-- SUPPLIED DATA start --

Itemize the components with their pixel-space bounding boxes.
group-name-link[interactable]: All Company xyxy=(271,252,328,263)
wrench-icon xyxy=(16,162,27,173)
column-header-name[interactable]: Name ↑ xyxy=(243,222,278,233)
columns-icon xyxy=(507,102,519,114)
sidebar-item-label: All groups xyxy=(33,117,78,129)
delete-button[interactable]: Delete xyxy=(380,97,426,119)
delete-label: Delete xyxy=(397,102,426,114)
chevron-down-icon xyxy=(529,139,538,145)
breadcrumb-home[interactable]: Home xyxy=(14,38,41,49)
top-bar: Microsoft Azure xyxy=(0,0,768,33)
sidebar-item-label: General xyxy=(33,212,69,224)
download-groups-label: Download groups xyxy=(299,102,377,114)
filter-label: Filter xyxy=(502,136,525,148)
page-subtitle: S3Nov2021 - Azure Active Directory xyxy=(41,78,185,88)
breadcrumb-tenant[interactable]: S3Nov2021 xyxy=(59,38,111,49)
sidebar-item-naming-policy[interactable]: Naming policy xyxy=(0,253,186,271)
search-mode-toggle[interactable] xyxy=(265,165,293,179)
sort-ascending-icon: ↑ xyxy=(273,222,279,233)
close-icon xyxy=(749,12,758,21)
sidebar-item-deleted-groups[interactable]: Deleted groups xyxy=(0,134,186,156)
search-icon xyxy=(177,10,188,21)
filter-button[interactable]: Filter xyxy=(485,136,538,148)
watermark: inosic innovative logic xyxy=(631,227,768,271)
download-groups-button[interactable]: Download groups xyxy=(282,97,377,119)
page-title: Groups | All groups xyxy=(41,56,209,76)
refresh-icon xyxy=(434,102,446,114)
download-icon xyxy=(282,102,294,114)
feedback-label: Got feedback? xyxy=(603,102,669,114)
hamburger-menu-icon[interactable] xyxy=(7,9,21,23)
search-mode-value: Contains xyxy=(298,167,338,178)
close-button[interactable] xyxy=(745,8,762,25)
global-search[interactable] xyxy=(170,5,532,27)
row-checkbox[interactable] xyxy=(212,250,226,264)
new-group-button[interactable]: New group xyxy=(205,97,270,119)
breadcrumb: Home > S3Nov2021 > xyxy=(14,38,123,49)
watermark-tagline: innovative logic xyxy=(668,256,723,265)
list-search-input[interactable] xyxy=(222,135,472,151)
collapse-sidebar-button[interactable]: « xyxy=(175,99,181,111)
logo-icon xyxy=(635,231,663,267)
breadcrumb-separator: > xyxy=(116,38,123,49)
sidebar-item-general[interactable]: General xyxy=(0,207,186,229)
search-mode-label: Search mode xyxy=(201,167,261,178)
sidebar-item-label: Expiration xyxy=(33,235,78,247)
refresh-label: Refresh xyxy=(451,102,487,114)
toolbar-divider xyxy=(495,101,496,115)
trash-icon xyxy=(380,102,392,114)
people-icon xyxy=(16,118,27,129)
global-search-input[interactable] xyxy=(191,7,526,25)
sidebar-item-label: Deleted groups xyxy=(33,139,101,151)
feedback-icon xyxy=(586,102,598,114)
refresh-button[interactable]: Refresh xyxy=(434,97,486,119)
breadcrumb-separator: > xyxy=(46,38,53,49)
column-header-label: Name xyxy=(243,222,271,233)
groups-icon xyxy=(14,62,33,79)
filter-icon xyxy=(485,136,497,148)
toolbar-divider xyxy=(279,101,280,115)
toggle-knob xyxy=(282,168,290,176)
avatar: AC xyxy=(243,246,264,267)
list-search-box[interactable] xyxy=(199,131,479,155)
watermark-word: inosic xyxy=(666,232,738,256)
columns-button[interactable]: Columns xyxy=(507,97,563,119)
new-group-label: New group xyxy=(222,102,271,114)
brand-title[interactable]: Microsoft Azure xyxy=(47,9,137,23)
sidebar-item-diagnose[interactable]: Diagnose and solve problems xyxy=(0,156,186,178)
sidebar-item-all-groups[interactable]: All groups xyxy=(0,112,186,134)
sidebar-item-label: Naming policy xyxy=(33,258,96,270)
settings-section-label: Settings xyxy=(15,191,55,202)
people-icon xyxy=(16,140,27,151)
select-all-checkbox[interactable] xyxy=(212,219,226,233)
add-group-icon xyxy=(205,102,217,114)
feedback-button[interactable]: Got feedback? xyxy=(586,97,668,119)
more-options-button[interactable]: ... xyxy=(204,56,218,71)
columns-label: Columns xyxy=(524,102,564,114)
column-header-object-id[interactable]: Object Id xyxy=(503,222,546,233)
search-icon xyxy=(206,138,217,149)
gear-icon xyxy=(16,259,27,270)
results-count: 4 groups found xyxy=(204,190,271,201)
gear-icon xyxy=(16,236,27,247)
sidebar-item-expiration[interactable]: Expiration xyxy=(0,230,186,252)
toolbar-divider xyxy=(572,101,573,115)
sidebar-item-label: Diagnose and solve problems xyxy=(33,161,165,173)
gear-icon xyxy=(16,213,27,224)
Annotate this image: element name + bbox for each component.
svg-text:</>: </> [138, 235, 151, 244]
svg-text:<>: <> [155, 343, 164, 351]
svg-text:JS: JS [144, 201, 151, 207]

-- SUPPLIED DATA end --

Pull out every line above that contains the string "logic". Case counts.

* SOLUTION TO THIS EXERCISE:
watermark: inosic innovative logic xyxy=(631,227,768,271)
watermark-tagline: innovative logic xyxy=(668,256,723,265)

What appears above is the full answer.